(Lines of data)

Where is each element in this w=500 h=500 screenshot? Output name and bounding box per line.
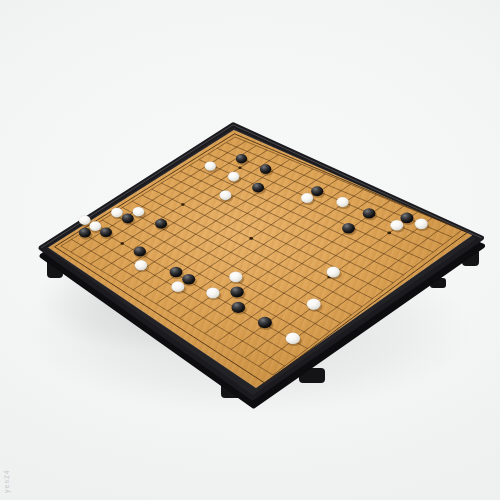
stone-white <box>133 207 145 217</box>
go-board-svg: ········ <box>0 0 500 500</box>
stone-white <box>111 208 123 218</box>
stone-white <box>301 193 313 203</box>
stone-black <box>236 154 247 163</box>
stone-white <box>79 215 91 225</box>
stone-black <box>170 267 183 278</box>
stone-black <box>342 223 355 234</box>
go-board: ········ <box>0 0 500 500</box>
stone-white <box>205 161 216 170</box>
stone-black <box>122 214 134 224</box>
stone-black <box>232 302 246 313</box>
stone-black <box>400 213 413 224</box>
product-photo-scene: ········ yes24 <box>0 0 500 500</box>
stone-white <box>286 333 300 345</box>
stone-white <box>135 260 148 270</box>
stone-white <box>415 219 428 230</box>
stone-black <box>100 227 112 237</box>
stone-black <box>182 274 195 285</box>
stone-white <box>171 281 184 292</box>
stone-white <box>229 272 242 283</box>
stone-black <box>252 183 264 193</box>
stone-white <box>228 172 240 182</box>
stone-white <box>307 299 321 310</box>
stone-white <box>327 267 340 278</box>
stone-black <box>258 317 272 328</box>
stone-black <box>363 208 376 218</box>
stone-black <box>260 164 272 174</box>
stone-black <box>79 228 91 238</box>
watermark: yes24 <box>3 443 15 493</box>
stone-white <box>89 221 101 231</box>
stone-black <box>230 286 243 297</box>
stone-white <box>336 197 348 207</box>
stone-white <box>390 220 403 231</box>
stone-black <box>155 219 167 229</box>
stone-black <box>311 186 323 196</box>
stone-white <box>220 190 232 200</box>
stone-white <box>206 288 219 299</box>
stone-black <box>134 246 146 256</box>
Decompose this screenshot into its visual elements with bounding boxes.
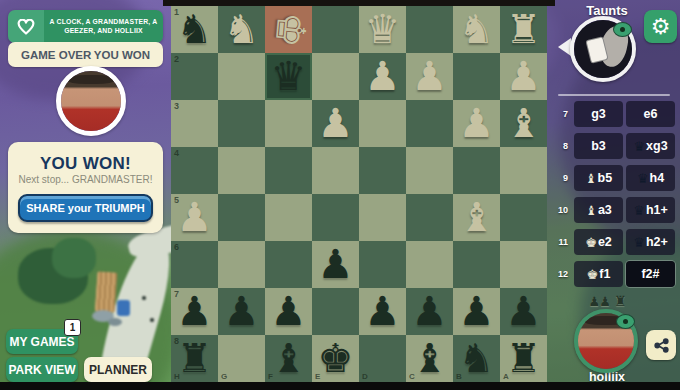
move-text: g3: [591, 107, 606, 121]
square-g1[interactable]: ♞: [218, 6, 265, 53]
move-cell-white-8[interactable]: b3: [574, 133, 623, 159]
move-cell-black-11[interactable]: ♛h2+: [626, 229, 675, 255]
share-button[interactable]: [646, 330, 676, 360]
move-row-8: 8b3♛xg3: [547, 133, 680, 159]
move-cell-white-10[interactable]: ♝a3: [574, 197, 623, 223]
square-e1[interactable]: [312, 6, 359, 53]
move-cell-black-9[interactable]: ♛h4: [626, 165, 675, 191]
square-d8[interactable]: D: [359, 335, 406, 382]
rank-label: 6: [174, 242, 179, 252]
game-status-card: GAME OVER YOU WON: [8, 42, 163, 67]
eye-icon: [616, 314, 635, 329]
square-a1[interactable]: ♜: [500, 6, 547, 53]
chess-board: 1♞♞♚♛♞♜2♛♟♟♟3♟♟♝45♟♝6♟7♟♟♟♟♟♟♟8H♜GF♝E♚DC…: [171, 6, 547, 382]
square-e4[interactable]: [312, 147, 359, 194]
file-label: E: [315, 372, 320, 381]
square-a3[interactable]: ♝: [500, 100, 547, 147]
black-queen-icon: ♛: [637, 171, 649, 186]
square-d7[interactable]: ♟: [359, 288, 406, 335]
square-f4[interactable]: [265, 147, 312, 194]
gear-icon: ⚙: [651, 16, 671, 38]
square-e7[interactable]: [312, 288, 359, 335]
park-view-button[interactable]: PARK VIEW: [6, 357, 78, 382]
square-f1[interactable]: ♚: [265, 6, 312, 53]
square-g5[interactable]: [218, 194, 265, 241]
square-g7[interactable]: ♟: [218, 288, 265, 335]
square-c1[interactable]: [406, 6, 453, 53]
share-icon: [653, 337, 670, 354]
move-list-divider: [558, 94, 670, 96]
planner-button[interactable]: PLANNER: [84, 357, 152, 382]
square-f7[interactable]: ♟: [265, 288, 312, 335]
player-avatar-large[interactable]: [56, 66, 126, 136]
square-g6[interactable]: [218, 241, 265, 288]
white-pawn-piece: ♟: [359, 53, 406, 100]
square-d1[interactable]: ♛: [359, 6, 406, 53]
move-text: xg3: [646, 139, 668, 153]
match-title: A CLOCK, A GRANDMASTER, A GEEZER, AND HO…: [44, 10, 163, 43]
black-queen-icon: ♛: [633, 139, 645, 154]
file-label: C: [409, 372, 415, 381]
move-row-11: 11♚e2♛h2+: [547, 229, 680, 255]
square-h7[interactable]: 7♟: [171, 288, 218, 335]
player-photo: [61, 71, 121, 131]
black-queen-piece: ♛: [265, 53, 312, 100]
rank-label: 8: [174, 336, 179, 346]
white-king-icon: ♚: [587, 267, 599, 282]
white-king-icon: ♚: [585, 235, 597, 250]
move-text: f1: [599, 267, 610, 281]
app-window: A CLOCK, A GRANDMASTER, A GEEZER, AND HO…: [0, 0, 680, 390]
match-title-bar: A CLOCK, A GRANDMASTER, A GEEZER, AND HO…: [8, 10, 163, 43]
file-label: F: [268, 372, 273, 381]
square-b3[interactable]: ♟: [453, 100, 500, 147]
square-f8[interactable]: F♝: [265, 335, 312, 382]
rank-label: 4: [174, 148, 179, 158]
bird: [150, 318, 154, 322]
square-b7[interactable]: ♟: [453, 288, 500, 335]
move-number: 7: [553, 109, 568, 119]
white-pawn-piece: ♟: [406, 53, 453, 100]
move-cell-black-8[interactable]: ♛xg3: [626, 133, 675, 159]
settings-button[interactable]: ⚙: [644, 10, 677, 43]
white-king-piece: ♚: [265, 4, 316, 55]
square-g2[interactable]: [218, 53, 265, 100]
bottom-bar: [0, 382, 680, 390]
rank-label: 1: [174, 7, 179, 17]
result-card: YOU WON! Next stop... GRANDMASTER! SHARE…: [8, 142, 163, 233]
you-won-label: YOU WON: [94, 49, 150, 61]
square-c7[interactable]: ♟: [406, 288, 453, 335]
square-b1[interactable]: ♞: [453, 6, 500, 53]
eye-icon: [613, 22, 632, 37]
square-g4[interactable]: [218, 147, 265, 194]
square-h6[interactable]: 6: [171, 241, 218, 288]
move-list: 7g3e68b3♛xg39♝b5♛h410♝a3♛h1+11♚e2♛h2+12♚…: [547, 101, 680, 287]
square-e5[interactable]: [312, 194, 359, 241]
white-pawn-piece: ♟: [453, 100, 500, 147]
square-b5[interactable]: ♝: [453, 194, 500, 241]
black-pawn-piece: ♟: [500, 288, 547, 335]
move-number: 9: [553, 173, 568, 183]
square-e6[interactable]: ♟: [312, 241, 359, 288]
square-a7[interactable]: ♟: [500, 288, 547, 335]
file-label: B: [456, 372, 462, 381]
white-bishop-piece: ♝: [453, 194, 500, 241]
move-text: a3: [598, 203, 612, 217]
file-label: H: [174, 372, 180, 381]
move-text: b3: [591, 139, 606, 153]
move-cell-white-11[interactable]: ♚e2: [574, 229, 623, 255]
square-a4[interactable]: [500, 147, 547, 194]
white-bishop-icon: ♝: [585, 203, 597, 218]
square-b2[interactable]: [453, 53, 500, 100]
share-triumph-button[interactable]: SHARE your TRIUMPH: [18, 194, 153, 222]
square-d5[interactable]: [359, 194, 406, 241]
result-title: YOU WON!: [8, 154, 163, 174]
white-rook-piece: ♜: [500, 6, 547, 53]
square-f2[interactable]: ♛: [265, 53, 312, 100]
park-sign: [95, 271, 118, 312]
move-text: h1+: [646, 203, 668, 217]
file-label: A: [503, 372, 509, 381]
black-pawn-piece: ♟: [218, 288, 265, 335]
square-c8[interactable]: C♝: [406, 335, 453, 382]
file-label: G: [221, 372, 227, 381]
white-pawn-piece: ♟: [312, 100, 359, 147]
square-e2[interactable]: [312, 53, 359, 100]
square-b6[interactable]: [453, 241, 500, 288]
black-pawn-piece: ♟: [265, 288, 312, 335]
square-e8[interactable]: E♚: [312, 335, 359, 382]
square-a6[interactable]: [500, 241, 547, 288]
my-games-badge: 1: [64, 319, 81, 336]
square-f6[interactable]: [265, 241, 312, 288]
result-subtitle: Next stop... GRANDMASTER!: [8, 174, 163, 185]
move-row-7: 7g3e6: [547, 101, 680, 127]
square-h4[interactable]: 4: [171, 147, 218, 194]
move-text: b5: [598, 171, 613, 185]
captured-pawn-icon: ♟: [599, 294, 610, 309]
captured-pawn-icon: ♟: [589, 294, 600, 309]
trash-bin: [117, 300, 130, 316]
move-number: 10: [553, 205, 568, 215]
captured-pieces-tray: ♟♟♜: [547, 293, 667, 309]
file-label: D: [362, 372, 368, 381]
square-d6[interactable]: [359, 241, 406, 288]
square-d4[interactable]: [359, 147, 406, 194]
white-queen-piece: ♛: [359, 6, 406, 53]
favorite-button[interactable]: [8, 10, 44, 43]
move-number: 12: [553, 269, 568, 279]
tree: [52, 238, 96, 278]
square-h1[interactable]: 1♞: [171, 6, 218, 53]
black-queen-icon: ♛: [633, 203, 645, 218]
captured-rook-icon: ♜: [614, 293, 626, 309]
square-e3[interactable]: ♟: [312, 100, 359, 147]
square-c3[interactable]: [406, 100, 453, 147]
move-text: h2+: [646, 235, 668, 249]
move-cell-black-10[interactable]: ♛h1+: [626, 197, 675, 223]
move-row-10: 10♝a3♛h1+: [547, 197, 680, 223]
game-over-label: GAME OVER: [21, 49, 91, 61]
black-pawn-piece: ♟: [453, 288, 500, 335]
white-pawn-piece: ♟: [500, 53, 547, 100]
move-cell-white-7[interactable]: g3: [574, 101, 623, 127]
square-g3[interactable]: [218, 100, 265, 147]
move-text: e2: [598, 235, 612, 249]
square-c2[interactable]: ♟: [406, 53, 453, 100]
square-b4[interactable]: [453, 147, 500, 194]
move-row-12: 12♚f1f2#: [547, 261, 680, 287]
move-text: f2#: [641, 267, 659, 281]
square-g8[interactable]: G: [218, 335, 265, 382]
move-row-9: 9♝b5♛h4: [547, 165, 680, 191]
square-h3[interactable]: 3: [171, 100, 218, 147]
square-b8[interactable]: B♞: [453, 335, 500, 382]
move-number: 8: [553, 141, 568, 151]
bird: [142, 296, 146, 300]
black-pawn-piece: ♟: [406, 288, 453, 335]
square-c4[interactable]: [406, 147, 453, 194]
black-pawn-piece: ♟: [312, 241, 359, 288]
move-cell-black-12[interactable]: f2#: [626, 261, 675, 287]
square-f3[interactable]: [265, 100, 312, 147]
rank-label: 3: [174, 101, 179, 111]
square-h2[interactable]: 2: [171, 53, 218, 100]
move-number: 11: [553, 237, 568, 247]
square-f5[interactable]: [265, 194, 312, 241]
rank-label: 2: [174, 54, 179, 64]
square-a2[interactable]: ♟: [500, 53, 547, 100]
white-bishop-icon: ♝: [585, 171, 597, 186]
white-bishop-piece: ♝: [500, 100, 547, 147]
rank-label: 7: [174, 289, 179, 299]
white-knight-piece: ♞: [453, 6, 500, 53]
rank-label: 5: [174, 195, 179, 205]
move-text: h4: [650, 171, 665, 185]
white-knight-piece: ♞: [218, 6, 265, 53]
square-a8[interactable]: A♜: [500, 335, 547, 382]
square-d3[interactable]: [359, 100, 406, 147]
square-c5[interactable]: [406, 194, 453, 241]
square-c6[interactable]: [406, 241, 453, 288]
heart-icon: [17, 19, 35, 35]
square-a5[interactable]: [500, 194, 547, 241]
square-d2[interactable]: ♟: [359, 53, 406, 100]
move-cell-black-7[interactable]: e6: [626, 101, 675, 127]
move-cell-white-12[interactable]: ♚f1: [574, 261, 623, 287]
move-cell-white-9[interactable]: ♝b5: [574, 165, 623, 191]
black-pawn-piece: ♟: [359, 288, 406, 335]
square-h8[interactable]: 8H♜: [171, 335, 218, 382]
square-h5[interactable]: 5♟: [171, 194, 218, 241]
black-queen-icon: ♛: [633, 235, 645, 250]
move-text: e6: [644, 107, 658, 121]
rock: [108, 318, 122, 326]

GIVEN REQUEST:
Give the rows starting with the one that contains "stone-white <box>133 207 145 217</box>" and going on through the one that contains "stone-black <box>252 183 264 193</box>" as a Markdown table with the columns Position and Text, skipping any blank rows.

FULL SOLUTION:
| Position | Text |
|---|---|
| 1 | stone-white <box>133 207 145 217</box> |
| 2 | go-board-svg: ········ <box>0 0 500 500</box> |
| 3 | stone-white <box>111 208 123 218</box> |
| 4 | stone-white <box>301 193 313 203</box> |
| 5 | stone-black <box>236 154 247 163</box> |
| 6 | stone-white <box>79 215 91 225</box> |
| 7 | stone-black <box>170 267 183 278</box> |
| 8 | stone-black <box>342 223 355 234</box> |
| 9 | go-board: ········ <box>0 0 500 500</box> |
| 10 | stone-white <box>205 161 216 170</box> |
| 11 | stone-black <box>122 214 134 224</box> |
| 12 | stone-black <box>232 302 246 313</box> |
| 13 | stone-black <box>400 213 413 224</box> |
| 14 | product-photo-scene: ········ yes24 <box>0 0 500 500</box> |
| 15 | stone-white <box>286 333 300 345</box> |
| 16 | stone-white <box>135 260 148 270</box> |
| 17 | stone-white <box>415 219 428 230</box> |
| 18 | stone-black <box>100 227 112 237</box> |
| 19 | stone-black <box>182 274 195 285</box> |
| 20 | stone-white <box>171 281 184 292</box> |
| 21 | stone-white <box>229 272 242 283</box> |
| 22 | stone-black <box>252 183 264 193</box> |